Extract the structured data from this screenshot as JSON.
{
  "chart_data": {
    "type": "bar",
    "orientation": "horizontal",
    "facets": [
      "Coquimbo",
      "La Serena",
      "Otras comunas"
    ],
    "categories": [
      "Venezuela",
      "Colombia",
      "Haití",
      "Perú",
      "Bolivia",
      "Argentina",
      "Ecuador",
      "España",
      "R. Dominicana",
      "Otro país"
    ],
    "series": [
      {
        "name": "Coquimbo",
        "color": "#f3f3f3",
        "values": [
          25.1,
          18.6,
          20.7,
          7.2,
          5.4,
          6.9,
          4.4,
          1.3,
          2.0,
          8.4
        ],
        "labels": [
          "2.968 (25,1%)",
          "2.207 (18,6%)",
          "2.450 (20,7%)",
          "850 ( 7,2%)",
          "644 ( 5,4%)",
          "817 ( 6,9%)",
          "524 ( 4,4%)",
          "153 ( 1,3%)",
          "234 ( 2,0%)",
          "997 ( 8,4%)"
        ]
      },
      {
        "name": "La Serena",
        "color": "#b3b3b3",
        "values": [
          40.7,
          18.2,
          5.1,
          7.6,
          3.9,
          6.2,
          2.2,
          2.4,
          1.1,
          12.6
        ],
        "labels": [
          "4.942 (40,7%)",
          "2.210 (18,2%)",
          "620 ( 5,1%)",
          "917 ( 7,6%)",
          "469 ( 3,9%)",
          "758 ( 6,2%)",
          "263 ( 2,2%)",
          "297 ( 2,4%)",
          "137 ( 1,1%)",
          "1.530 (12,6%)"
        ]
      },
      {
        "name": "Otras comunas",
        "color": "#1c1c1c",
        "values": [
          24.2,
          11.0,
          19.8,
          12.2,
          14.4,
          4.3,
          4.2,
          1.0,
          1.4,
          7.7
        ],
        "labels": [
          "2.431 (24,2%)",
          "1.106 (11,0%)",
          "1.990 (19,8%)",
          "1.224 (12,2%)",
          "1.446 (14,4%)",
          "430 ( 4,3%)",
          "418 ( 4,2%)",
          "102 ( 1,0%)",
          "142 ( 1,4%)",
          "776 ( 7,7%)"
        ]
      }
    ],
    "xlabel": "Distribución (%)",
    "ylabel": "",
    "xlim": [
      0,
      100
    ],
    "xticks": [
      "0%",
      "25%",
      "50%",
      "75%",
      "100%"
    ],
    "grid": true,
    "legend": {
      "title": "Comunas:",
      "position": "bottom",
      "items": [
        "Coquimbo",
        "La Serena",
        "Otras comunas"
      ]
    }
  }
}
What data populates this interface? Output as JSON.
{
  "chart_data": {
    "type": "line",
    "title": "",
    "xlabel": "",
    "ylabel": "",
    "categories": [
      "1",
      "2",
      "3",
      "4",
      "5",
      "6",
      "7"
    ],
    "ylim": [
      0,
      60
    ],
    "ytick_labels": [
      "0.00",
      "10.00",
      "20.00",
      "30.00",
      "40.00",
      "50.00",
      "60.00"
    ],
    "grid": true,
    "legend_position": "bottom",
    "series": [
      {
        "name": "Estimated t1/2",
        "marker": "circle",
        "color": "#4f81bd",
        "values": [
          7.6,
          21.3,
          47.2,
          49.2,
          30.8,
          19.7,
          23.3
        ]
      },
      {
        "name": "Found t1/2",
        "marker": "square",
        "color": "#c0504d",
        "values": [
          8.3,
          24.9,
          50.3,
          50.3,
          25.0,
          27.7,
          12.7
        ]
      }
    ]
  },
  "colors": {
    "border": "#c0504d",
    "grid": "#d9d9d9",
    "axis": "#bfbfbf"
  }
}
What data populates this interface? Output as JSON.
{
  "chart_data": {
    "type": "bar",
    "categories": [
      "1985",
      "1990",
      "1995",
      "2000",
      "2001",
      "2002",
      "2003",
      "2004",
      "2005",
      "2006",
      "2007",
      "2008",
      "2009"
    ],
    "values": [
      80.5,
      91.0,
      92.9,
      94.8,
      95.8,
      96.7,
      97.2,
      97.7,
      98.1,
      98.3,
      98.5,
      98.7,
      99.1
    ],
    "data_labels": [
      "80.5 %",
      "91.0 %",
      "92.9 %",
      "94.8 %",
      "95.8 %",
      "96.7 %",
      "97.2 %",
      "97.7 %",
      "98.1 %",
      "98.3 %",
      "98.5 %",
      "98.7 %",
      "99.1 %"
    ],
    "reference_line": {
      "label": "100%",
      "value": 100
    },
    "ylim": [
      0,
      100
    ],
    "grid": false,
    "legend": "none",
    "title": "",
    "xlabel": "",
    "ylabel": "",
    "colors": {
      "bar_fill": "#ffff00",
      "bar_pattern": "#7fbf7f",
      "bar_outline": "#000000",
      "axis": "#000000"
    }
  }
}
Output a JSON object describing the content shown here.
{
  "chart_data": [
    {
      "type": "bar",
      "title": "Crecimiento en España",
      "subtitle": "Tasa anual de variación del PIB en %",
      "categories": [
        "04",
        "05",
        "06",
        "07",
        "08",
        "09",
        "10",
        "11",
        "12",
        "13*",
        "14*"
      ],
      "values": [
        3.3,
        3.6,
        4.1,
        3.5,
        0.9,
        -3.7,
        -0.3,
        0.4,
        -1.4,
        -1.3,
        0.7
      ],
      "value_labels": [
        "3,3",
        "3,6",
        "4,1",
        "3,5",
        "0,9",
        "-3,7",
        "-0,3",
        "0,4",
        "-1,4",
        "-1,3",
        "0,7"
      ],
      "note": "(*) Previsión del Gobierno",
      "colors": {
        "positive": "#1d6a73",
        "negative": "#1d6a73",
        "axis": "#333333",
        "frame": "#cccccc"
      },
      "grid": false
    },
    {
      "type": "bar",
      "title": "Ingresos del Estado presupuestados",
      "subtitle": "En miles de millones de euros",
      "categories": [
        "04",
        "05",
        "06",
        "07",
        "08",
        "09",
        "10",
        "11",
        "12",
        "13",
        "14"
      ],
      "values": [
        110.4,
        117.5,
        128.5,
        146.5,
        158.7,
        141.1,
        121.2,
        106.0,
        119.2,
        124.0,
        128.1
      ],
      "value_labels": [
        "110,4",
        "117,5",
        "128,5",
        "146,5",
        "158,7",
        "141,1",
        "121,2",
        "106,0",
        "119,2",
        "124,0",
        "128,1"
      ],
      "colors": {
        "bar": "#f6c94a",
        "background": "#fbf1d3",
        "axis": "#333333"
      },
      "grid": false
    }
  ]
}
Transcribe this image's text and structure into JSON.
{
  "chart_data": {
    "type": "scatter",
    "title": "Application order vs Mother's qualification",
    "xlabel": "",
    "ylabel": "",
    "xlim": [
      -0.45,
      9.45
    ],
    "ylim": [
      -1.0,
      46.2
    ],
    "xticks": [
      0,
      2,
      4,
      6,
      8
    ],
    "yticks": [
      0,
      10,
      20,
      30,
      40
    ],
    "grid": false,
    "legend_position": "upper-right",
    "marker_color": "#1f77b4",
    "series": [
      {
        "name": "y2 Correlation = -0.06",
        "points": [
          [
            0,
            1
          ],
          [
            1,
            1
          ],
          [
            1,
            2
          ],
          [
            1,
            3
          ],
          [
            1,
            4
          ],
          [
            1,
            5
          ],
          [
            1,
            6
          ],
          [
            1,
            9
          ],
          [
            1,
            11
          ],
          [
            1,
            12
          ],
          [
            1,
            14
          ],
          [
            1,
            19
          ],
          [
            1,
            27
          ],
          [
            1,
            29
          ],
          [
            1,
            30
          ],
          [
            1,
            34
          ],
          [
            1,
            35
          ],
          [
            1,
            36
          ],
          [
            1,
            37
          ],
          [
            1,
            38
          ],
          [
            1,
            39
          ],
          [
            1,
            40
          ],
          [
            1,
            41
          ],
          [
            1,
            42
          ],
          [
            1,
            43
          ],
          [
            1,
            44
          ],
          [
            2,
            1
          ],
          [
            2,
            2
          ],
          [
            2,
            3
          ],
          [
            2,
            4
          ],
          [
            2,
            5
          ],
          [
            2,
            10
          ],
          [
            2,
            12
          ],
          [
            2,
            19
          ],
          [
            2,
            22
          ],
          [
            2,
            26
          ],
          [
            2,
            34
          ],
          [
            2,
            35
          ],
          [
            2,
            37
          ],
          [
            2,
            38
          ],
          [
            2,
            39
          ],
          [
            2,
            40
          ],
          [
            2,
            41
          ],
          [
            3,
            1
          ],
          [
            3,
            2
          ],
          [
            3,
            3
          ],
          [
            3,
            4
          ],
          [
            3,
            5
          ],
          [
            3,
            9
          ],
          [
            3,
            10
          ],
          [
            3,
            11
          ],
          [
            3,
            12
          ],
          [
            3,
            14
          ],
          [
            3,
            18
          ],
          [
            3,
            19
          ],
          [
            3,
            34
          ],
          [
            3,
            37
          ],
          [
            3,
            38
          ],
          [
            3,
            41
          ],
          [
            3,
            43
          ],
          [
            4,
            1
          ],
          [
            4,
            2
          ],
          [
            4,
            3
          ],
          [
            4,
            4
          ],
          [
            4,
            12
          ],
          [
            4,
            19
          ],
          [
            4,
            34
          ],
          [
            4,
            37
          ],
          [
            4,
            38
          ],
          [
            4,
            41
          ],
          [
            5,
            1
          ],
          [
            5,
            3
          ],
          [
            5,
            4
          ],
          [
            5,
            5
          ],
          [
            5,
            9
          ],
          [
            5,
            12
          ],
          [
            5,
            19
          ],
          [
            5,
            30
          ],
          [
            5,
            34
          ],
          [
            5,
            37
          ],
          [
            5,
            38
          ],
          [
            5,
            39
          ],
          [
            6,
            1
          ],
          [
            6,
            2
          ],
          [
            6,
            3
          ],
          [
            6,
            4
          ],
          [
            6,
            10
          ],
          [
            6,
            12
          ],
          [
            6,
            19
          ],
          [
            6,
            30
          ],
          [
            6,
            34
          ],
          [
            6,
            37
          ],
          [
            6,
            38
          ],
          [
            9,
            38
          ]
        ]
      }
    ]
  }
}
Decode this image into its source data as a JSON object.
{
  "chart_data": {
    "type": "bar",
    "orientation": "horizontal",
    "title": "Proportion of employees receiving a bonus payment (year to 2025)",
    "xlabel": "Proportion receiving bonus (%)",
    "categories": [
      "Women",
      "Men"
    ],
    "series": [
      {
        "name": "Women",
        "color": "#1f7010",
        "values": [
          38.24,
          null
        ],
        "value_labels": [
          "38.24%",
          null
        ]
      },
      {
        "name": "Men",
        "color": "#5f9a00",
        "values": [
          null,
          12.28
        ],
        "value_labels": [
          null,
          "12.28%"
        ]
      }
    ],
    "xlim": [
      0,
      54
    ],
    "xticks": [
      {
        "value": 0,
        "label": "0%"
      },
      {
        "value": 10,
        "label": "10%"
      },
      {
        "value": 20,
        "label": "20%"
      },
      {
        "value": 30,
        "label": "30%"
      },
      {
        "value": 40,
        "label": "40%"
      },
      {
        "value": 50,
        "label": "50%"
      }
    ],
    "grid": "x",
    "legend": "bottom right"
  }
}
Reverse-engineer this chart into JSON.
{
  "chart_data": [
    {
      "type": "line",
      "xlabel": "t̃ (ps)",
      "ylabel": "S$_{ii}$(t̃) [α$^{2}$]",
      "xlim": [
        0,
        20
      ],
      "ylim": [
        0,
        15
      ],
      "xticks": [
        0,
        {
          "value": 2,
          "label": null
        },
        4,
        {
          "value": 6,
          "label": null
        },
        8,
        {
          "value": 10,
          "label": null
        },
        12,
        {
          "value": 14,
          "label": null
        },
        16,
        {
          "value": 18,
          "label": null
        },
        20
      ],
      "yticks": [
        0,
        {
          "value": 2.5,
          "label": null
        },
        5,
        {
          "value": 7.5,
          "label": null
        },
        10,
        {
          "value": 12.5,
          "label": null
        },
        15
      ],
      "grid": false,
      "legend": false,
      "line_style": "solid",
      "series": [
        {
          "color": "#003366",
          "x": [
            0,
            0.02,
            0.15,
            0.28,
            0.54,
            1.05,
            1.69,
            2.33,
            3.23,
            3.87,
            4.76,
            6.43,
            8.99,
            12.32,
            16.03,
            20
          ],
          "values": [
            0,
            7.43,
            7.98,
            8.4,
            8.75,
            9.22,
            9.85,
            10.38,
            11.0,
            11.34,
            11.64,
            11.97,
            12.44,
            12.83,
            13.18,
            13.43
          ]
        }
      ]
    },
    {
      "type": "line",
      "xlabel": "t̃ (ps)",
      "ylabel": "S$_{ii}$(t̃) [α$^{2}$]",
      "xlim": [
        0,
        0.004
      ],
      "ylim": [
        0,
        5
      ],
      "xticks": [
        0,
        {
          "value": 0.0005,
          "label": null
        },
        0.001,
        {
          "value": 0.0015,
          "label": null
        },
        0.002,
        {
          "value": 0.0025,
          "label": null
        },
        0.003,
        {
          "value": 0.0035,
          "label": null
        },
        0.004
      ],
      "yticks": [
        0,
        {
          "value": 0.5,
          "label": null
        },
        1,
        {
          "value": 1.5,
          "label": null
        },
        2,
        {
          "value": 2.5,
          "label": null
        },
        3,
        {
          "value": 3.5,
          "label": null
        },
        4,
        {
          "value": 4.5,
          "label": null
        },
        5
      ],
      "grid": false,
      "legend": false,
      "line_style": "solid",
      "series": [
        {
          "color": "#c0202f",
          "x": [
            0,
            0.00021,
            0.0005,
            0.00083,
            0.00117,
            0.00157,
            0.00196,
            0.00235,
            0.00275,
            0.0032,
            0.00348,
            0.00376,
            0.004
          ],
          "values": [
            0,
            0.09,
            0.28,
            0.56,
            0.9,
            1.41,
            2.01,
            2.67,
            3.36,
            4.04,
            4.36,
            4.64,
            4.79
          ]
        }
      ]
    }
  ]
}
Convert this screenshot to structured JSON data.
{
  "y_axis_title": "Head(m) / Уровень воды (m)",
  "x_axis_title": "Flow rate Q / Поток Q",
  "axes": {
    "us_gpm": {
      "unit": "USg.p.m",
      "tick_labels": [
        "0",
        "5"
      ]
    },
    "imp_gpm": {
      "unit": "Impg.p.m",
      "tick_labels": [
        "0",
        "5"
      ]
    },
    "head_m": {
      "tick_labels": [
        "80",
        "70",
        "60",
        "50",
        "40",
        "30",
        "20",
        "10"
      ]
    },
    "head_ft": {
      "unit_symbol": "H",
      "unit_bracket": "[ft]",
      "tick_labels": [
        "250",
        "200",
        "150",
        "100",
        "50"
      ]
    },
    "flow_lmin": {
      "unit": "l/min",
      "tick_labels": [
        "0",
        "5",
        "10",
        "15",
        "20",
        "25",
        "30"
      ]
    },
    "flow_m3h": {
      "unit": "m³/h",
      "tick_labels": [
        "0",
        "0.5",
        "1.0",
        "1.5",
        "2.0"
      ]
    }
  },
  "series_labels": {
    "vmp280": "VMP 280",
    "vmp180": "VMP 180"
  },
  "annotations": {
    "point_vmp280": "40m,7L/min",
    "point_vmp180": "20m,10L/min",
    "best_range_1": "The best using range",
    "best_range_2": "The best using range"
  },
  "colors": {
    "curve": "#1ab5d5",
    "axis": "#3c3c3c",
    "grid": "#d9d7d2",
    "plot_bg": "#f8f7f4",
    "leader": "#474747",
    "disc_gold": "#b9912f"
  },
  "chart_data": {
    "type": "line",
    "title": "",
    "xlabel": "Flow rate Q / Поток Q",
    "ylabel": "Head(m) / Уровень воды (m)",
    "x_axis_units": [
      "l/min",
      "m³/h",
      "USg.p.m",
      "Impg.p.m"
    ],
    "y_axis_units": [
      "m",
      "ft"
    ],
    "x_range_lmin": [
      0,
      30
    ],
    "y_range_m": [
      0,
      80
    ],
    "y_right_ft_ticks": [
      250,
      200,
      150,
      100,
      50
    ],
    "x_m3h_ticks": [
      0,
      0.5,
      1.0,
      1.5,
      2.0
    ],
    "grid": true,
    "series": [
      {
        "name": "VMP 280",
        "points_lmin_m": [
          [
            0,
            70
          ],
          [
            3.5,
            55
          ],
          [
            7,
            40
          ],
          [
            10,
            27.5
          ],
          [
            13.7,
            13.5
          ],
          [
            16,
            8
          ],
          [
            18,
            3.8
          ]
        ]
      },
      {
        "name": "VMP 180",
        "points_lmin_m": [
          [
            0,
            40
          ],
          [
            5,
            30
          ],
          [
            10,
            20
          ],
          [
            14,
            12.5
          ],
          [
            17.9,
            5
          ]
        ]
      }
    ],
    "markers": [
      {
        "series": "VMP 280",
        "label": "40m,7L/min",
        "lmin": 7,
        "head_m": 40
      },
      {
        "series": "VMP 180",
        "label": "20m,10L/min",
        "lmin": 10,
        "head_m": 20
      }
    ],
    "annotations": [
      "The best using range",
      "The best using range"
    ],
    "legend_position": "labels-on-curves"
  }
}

..............................

▶ Problem description
Scan the data above and copy every line with "image" in it.

▶ Solution for this exercise
Transcribe this image's text and structure into JSON.
Decode this image into its source data as a JSON object.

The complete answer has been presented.